=== What the exercise asks ===
Extract and list every line that contains the word "JSON".

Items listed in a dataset

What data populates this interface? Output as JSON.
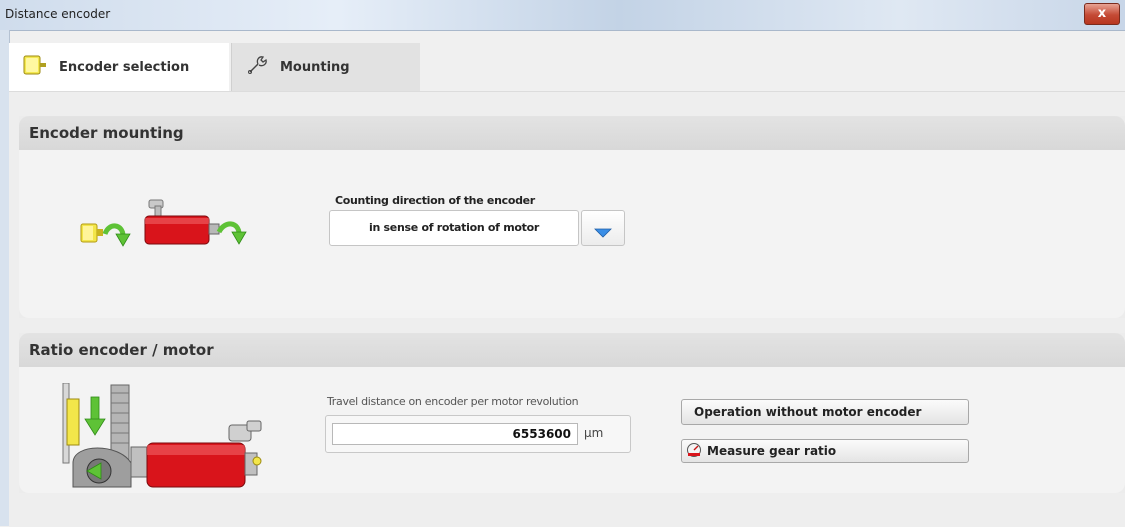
{
  "window": {
    "title": "Distance encoder",
    "close_glyph": "x"
  },
  "tabs": [
    {
      "label": "Encoder selection",
      "icon": "encoder-icon",
      "active": true
    },
    {
      "label": "Mounting",
      "icon": "wrench-icon",
      "active": false
    }
  ],
  "encoder_mounting": {
    "header": "Encoder mounting",
    "direction_label": "Counting direction of the encoder",
    "direction_value": "in sense of rotation of motor",
    "illustration": "encoder-motor-rotation-illustration"
  },
  "ratio": {
    "header": "Ratio encoder / motor",
    "travel_label": "Travel distance on encoder per motor revolution",
    "travel_value": "6553600",
    "travel_unit": "µm",
    "operation_button": "Operation without motor encoder",
    "measure_button": "Measure gear ratio",
    "illustration": "gear-belt-motor-illustration"
  },
  "colors": {
    "accent_blue": "#3a8ee6",
    "motor_red": "#d9141b",
    "encoder_yellow": "#f3e64a",
    "arrow_green": "#5ec236"
  }
}
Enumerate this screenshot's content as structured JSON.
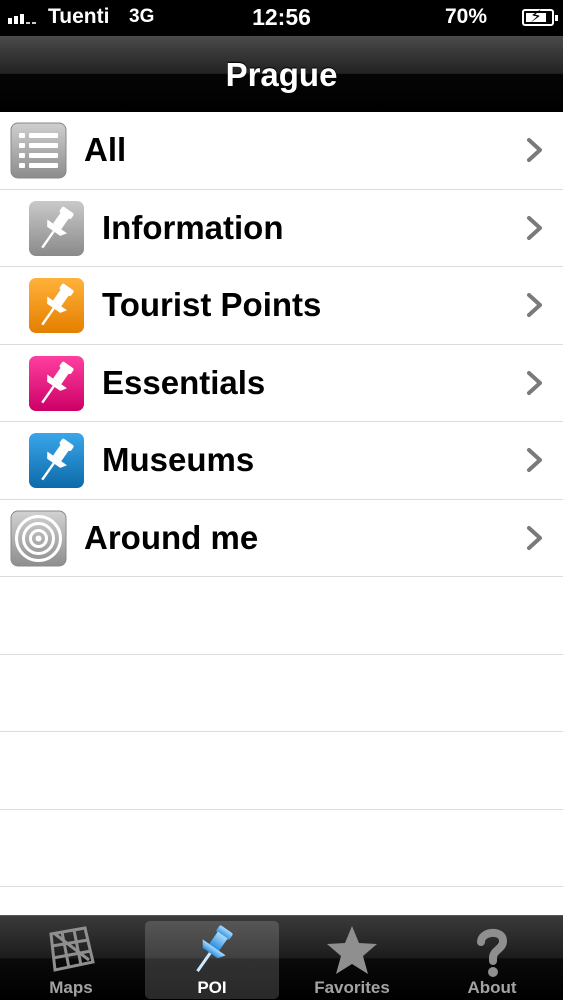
{
  "status_bar": {
    "carrier": "Tuenti",
    "network": "3G",
    "time": "12:56",
    "battery": "70%"
  },
  "nav": {
    "title": "Prague"
  },
  "menu": {
    "all": "All",
    "information": "Information",
    "tourist_points": "Tourist Points",
    "essentials": "Essentials",
    "museums": "Museums",
    "around_me": "Around me"
  },
  "category_colors": {
    "information": "#9a9a9a",
    "tourist_points": "#f39a10",
    "essentials": "#e6147a",
    "museums": "#1f86c8"
  },
  "tabs": {
    "maps": "Maps",
    "poi": "POI",
    "favorites": "Favorites",
    "about": "About",
    "selected": "POI"
  },
  "icons": {
    "all": "list-icon",
    "category": "pushpin-icon",
    "around_me": "radar-icon",
    "maps": "map-grid-icon",
    "poi": "pushpin-icon",
    "favorites": "star-icon",
    "about": "question-mark-icon"
  }
}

=== Output ===
What data populates this interface? Output as JSON.
Enumerate this screenshot's content as structured JSON.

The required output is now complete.